Task prompt: Only the pictures are to be left out; set down the rest of the records exactly.

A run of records
============================================================

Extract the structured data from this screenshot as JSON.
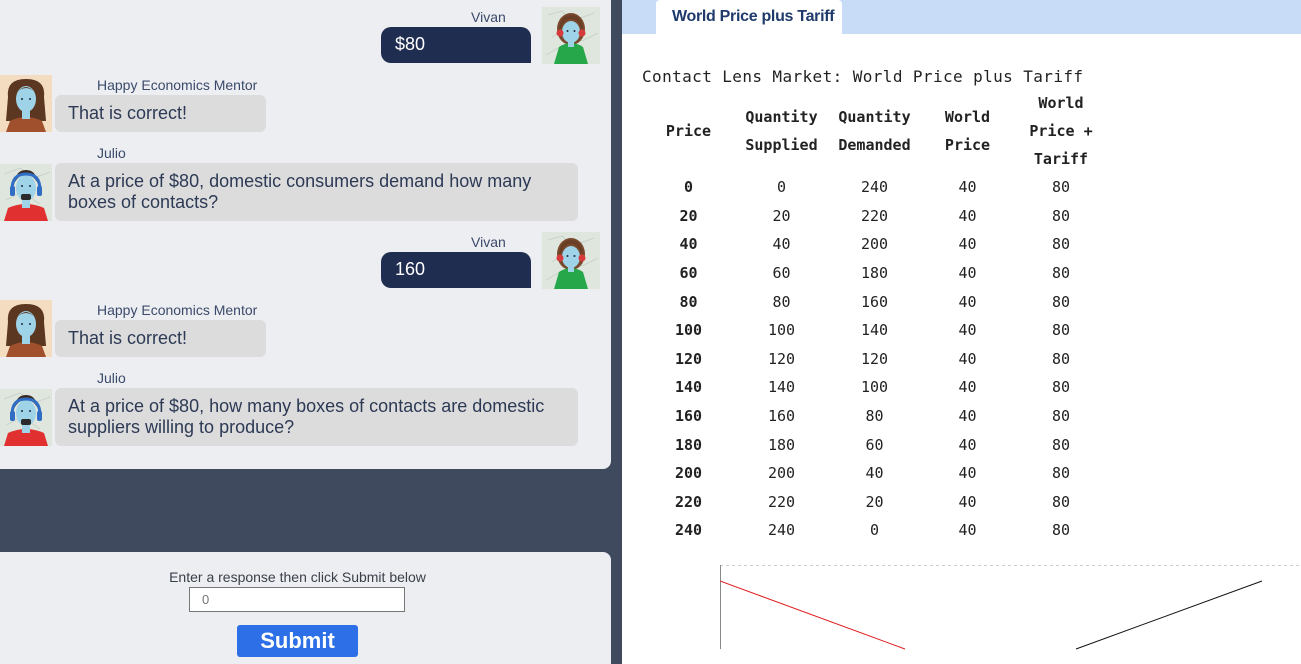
{
  "chat": {
    "messages": [
      {
        "sender": "Vivan",
        "text": "$80"
      },
      {
        "sender": "Happy Economics Mentor",
        "text": "That is correct!"
      },
      {
        "sender": "Julio",
        "text": "At a price of $80, domestic consumers demand how many boxes of contacts?"
      },
      {
        "sender": "Vivan",
        "text": "160"
      },
      {
        "sender": "Happy Economics Mentor",
        "text": "That is correct!"
      },
      {
        "sender": "Julio",
        "text": "At a price of $80, how many boxes of contacts are domestic suppliers willing to produce?"
      }
    ]
  },
  "input": {
    "prompt": "Enter a response then click Submit below",
    "placeholder": "0",
    "submit_label": "Submit"
  },
  "panel": {
    "tab_label": "World Price plus Tariff",
    "table_title": "Contact Lens Market: World Price plus Tariff",
    "headers": [
      "Price",
      "Quantity Supplied",
      "Quantity Demanded",
      "World Price",
      "World Price + Tariff"
    ],
    "rows": [
      [
        "0",
        "0",
        "240",
        "40",
        "80"
      ],
      [
        "20",
        "20",
        "220",
        "40",
        "80"
      ],
      [
        "40",
        "40",
        "200",
        "40",
        "80"
      ],
      [
        "60",
        "60",
        "180",
        "40",
        "80"
      ],
      [
        "80",
        "80",
        "160",
        "40",
        "80"
      ],
      [
        "100",
        "100",
        "140",
        "40",
        "80"
      ],
      [
        "120",
        "120",
        "120",
        "40",
        "80"
      ],
      [
        "140",
        "140",
        "100",
        "40",
        "80"
      ],
      [
        "160",
        "160",
        "80",
        "40",
        "80"
      ],
      [
        "180",
        "180",
        "60",
        "40",
        "80"
      ],
      [
        "200",
        "200",
        "40",
        "40",
        "80"
      ],
      [
        "220",
        "220",
        "20",
        "40",
        "80"
      ],
      [
        "240",
        "240",
        "0",
        "40",
        "80"
      ]
    ]
  },
  "colors": {
    "user_bubble": "#1f2d50",
    "bot_bubble": "#dcdcdc",
    "submit": "#2d6fe6",
    "tab_strip": "#c9dcf7",
    "demand_line": "#e02020",
    "supply_line": "#111111"
  }
}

============================================================

Result for this exercise:
Extract the structured data from this screenshot as JSON.
{
  "chat": {
    "messages": [
      {
        "sender": "Vivan",
        "text": "$80"
      },
      {
        "sender": "Happy Economics Mentor",
        "text": "That is correct!"
      },
      {
        "sender": "Julio",
        "text": "At a price of $80, domestic consumers demand how many boxes of contacts?"
      },
      {
        "sender": "Vivan",
        "text": "160"
      },
      {
        "sender": "Happy Economics Mentor",
        "text": "That is correct!"
      },
      {
        "sender": "Julio",
        "text": "At a price of $80, how many boxes of contacts are domestic suppliers willing to produce?"
      }
    ]
  },
  "input": {
    "prompt": "Enter a response then click Submit below",
    "placeholder": "0",
    "submit_label": "Submit"
  },
  "panel": {
    "tab_label": "World Price plus Tariff",
    "table_title": "Contact Lens Market: World Price plus Tariff",
    "headers": [
      "Price",
      "Quantity Supplied",
      "Quantity Demanded",
      "World Price",
      "World Price + Tariff"
    ],
    "rows": [
      [
        "0",
        "0",
        "240",
        "40",
        "80"
      ],
      [
        "20",
        "20",
        "220",
        "40",
        "80"
      ],
      [
        "40",
        "40",
        "200",
        "40",
        "80"
      ],
      [
        "60",
        "60",
        "180",
        "40",
        "80"
      ],
      [
        "80",
        "80",
        "160",
        "40",
        "80"
      ],
      [
        "100",
        "100",
        "140",
        "40",
        "80"
      ],
      [
        "120",
        "120",
        "120",
        "40",
        "80"
      ],
      [
        "140",
        "140",
        "100",
        "40",
        "80"
      ],
      [
        "160",
        "160",
        "80",
        "40",
        "80"
      ],
      [
        "180",
        "180",
        "60",
        "40",
        "80"
      ],
      [
        "200",
        "200",
        "40",
        "40",
        "80"
      ],
      [
        "220",
        "220",
        "20",
        "40",
        "80"
      ],
      [
        "240",
        "240",
        "0",
        "40",
        "80"
      ]
    ]
  },
  "colors": {
    "user_bubble": "#1f2d50",
    "bot_bubble": "#dcdcdc",
    "submit": "#2d6fe6",
    "tab_strip": "#c9dcf7",
    "demand_line": "#e02020",
    "supply_line": "#111111"
  }
}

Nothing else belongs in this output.